Your task
Output all the material that follows, exactly as given.

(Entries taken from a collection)
################

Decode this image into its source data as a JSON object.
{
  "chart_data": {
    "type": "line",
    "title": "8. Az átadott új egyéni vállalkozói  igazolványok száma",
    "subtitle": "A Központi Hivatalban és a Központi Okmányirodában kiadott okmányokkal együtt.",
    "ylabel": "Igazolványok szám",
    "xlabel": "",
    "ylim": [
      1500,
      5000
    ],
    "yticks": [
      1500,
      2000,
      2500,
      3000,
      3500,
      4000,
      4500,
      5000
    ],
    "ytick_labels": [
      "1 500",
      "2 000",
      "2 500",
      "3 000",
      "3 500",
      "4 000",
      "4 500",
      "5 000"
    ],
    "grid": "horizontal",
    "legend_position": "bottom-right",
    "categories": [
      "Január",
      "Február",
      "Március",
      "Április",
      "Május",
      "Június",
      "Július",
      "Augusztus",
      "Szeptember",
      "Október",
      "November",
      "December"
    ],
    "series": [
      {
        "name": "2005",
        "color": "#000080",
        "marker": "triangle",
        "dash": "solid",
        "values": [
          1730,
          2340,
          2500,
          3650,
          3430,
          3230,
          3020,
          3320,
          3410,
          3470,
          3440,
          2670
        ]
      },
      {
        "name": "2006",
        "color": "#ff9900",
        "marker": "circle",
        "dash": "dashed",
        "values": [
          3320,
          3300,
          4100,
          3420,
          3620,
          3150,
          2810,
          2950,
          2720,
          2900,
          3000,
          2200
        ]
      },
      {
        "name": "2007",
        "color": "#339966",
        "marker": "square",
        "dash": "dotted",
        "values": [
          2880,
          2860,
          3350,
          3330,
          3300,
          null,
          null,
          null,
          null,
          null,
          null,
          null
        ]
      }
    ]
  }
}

################

Final answer
Decode this image into its source data as a JSON object.
{
  "chart_data": {
    "type": "line",
    "title": "8. Az átadott új egyéni vállalkozói  igazolványok száma",
    "subtitle": "A Központi Hivatalban és a Központi Okmányirodában kiadott okmányokkal együtt.",
    "ylabel": "Igazolványok szám",
    "xlabel": "",
    "ylim": [
      1500,
      5000
    ],
    "yticks": [
      1500,
      2000,
      2500,
      3000,
      3500,
      4000,
      4500,
      5000
    ],
    "ytick_labels": [
      "1 500",
      "2 000",
      "2 500",
      "3 000",
      "3 500",
      "4 000",
      "4 500",
      "5 000"
    ],
    "grid": "horizontal",
    "legend_position": "bottom-right",
    "categories": [
      "Január",
      "Február",
      "Március",
      "Április",
      "Május",
      "Június",
      "Július",
      "Augusztus",
      "Szeptember",
      "Október",
      "November",
      "December"
    ],
    "series": [
      {
        "name": "2005",
        "color": "#000080",
        "marker": "triangle",
        "dash": "solid",
        "values": [
          1730,
          2340,
          2500,
          3650,
          3430,
          3230,
          3020,
          3320,
          3410,
          3470,
          3440,
          2670
        ]
      },
      {
        "name": "2006",
        "color": "#ff9900",
        "marker": "circle",
        "dash": "dashed",
        "values": [
          3320,
          3300,
          4100,
          3420,
          3620,
          3150,
          2810,
          2950,
          2720,
          2900,
          3000,
          2200
        ]
      },
      {
        "name": "2007",
        "color": "#339966",
        "marker": "square",
        "dash": "dotted",
        "values": [
          2880,
          2860,
          3350,
          3330,
          3300,
          null,
          null,
          null,
          null,
          null,
          null,
          null
        ]
      }
    ]
  }
}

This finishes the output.